◆ WHAT TO DO ◆
Leave every picture out and write out the records below exactly.

═════ PROVIDED RECORDS

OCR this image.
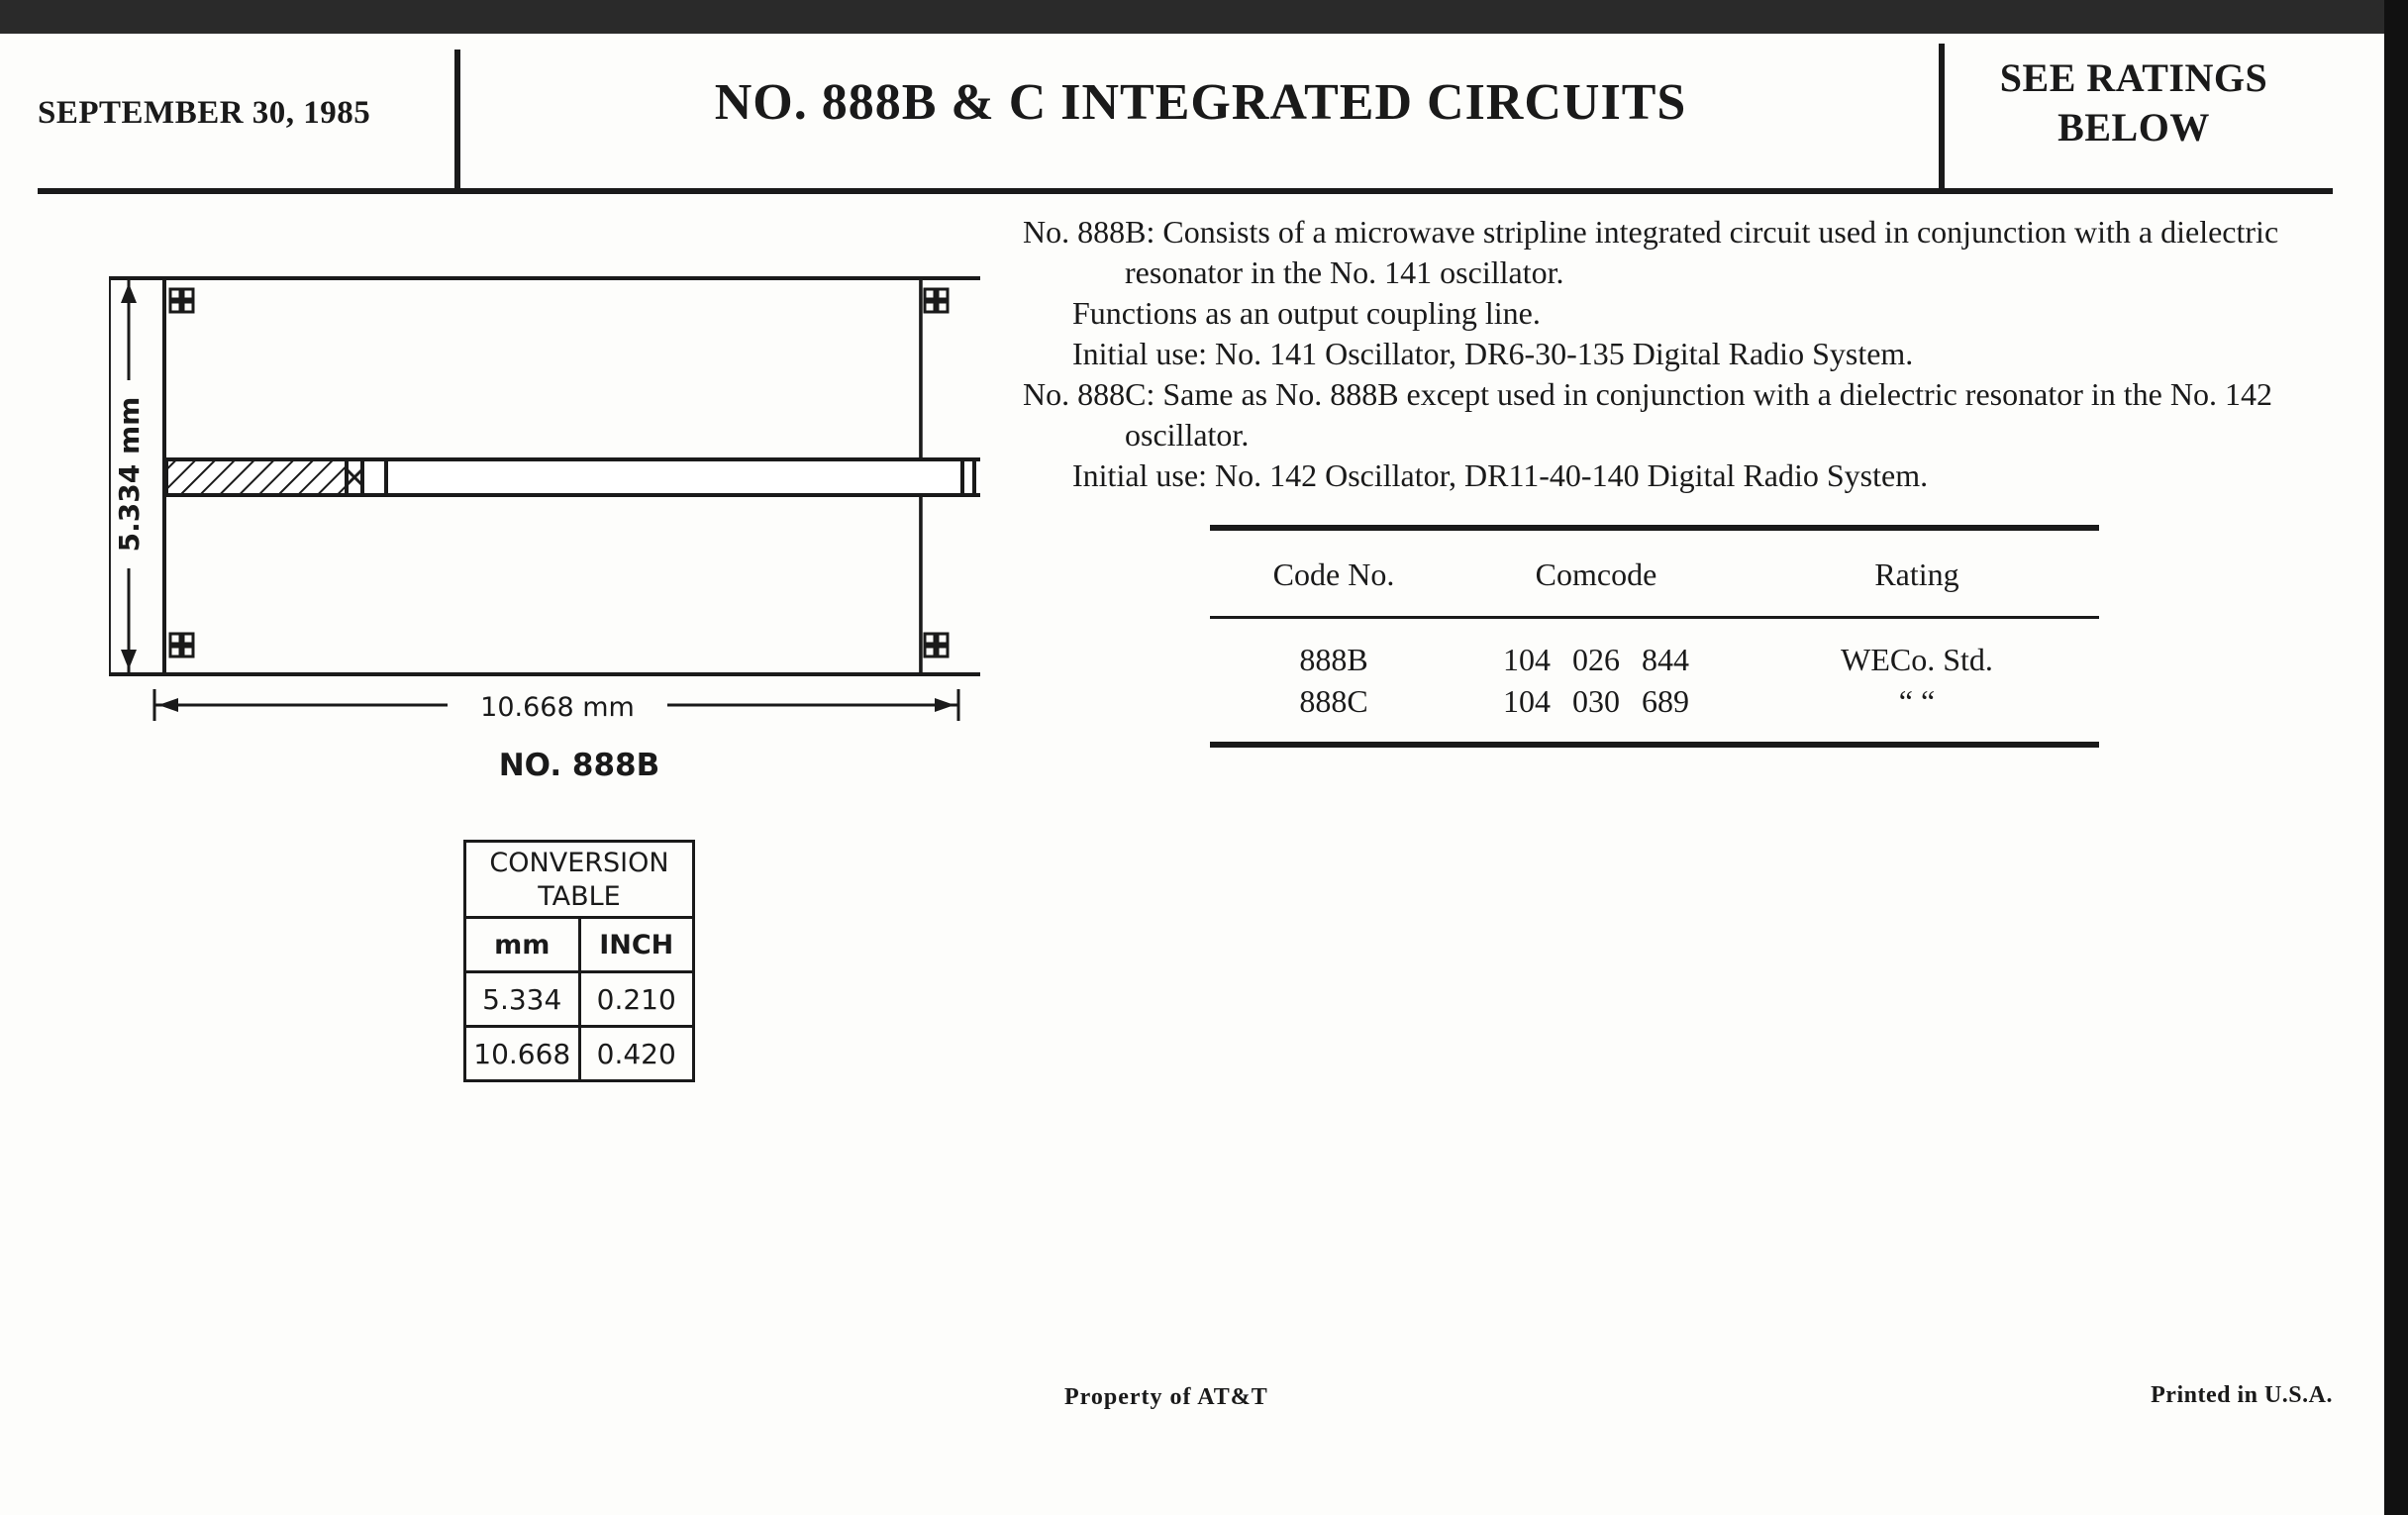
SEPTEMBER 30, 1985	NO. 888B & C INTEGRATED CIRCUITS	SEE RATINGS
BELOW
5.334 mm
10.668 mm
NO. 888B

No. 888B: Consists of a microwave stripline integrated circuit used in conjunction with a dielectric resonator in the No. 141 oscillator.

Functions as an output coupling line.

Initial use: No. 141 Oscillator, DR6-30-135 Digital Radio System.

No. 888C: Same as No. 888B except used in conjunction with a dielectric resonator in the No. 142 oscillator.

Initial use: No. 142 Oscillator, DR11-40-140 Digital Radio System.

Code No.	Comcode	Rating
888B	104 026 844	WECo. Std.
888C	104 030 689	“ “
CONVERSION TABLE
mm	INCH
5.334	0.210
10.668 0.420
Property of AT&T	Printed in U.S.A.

══════════

◆ RESPONSE TO THE TASK ◆
OCR this image.
SEPTEMBER 30, 1985	NO. 888B & C INTEGRATED CIRCUITS	SEE RATINGS
BELOW
5.334 mm
10.668 mm
NO. 888B

No. 888B: Consists of a microwave stripline integrated circuit used in conjunction with a dielectric resonator in the No. 141 oscillator.

Functions as an output coupling line.

Initial use: No. 141 Oscillator, DR6-30-135 Digital Radio System.

No. 888C: Same as No. 888B except used in conjunction with a dielectric resonator in the No. 142 oscillator.

Initial use: No. 142 Oscillator, DR11-40-140 Digital Radio System.

Code No.	Comcode	Rating
888B	104 026 844	WECo. Std.
888C	104 030 689	“ “
CONVERSION TABLE
mm	INCH
5.334	0.210
10.668 0.420
Property of AT&T	Printed in U.S.A.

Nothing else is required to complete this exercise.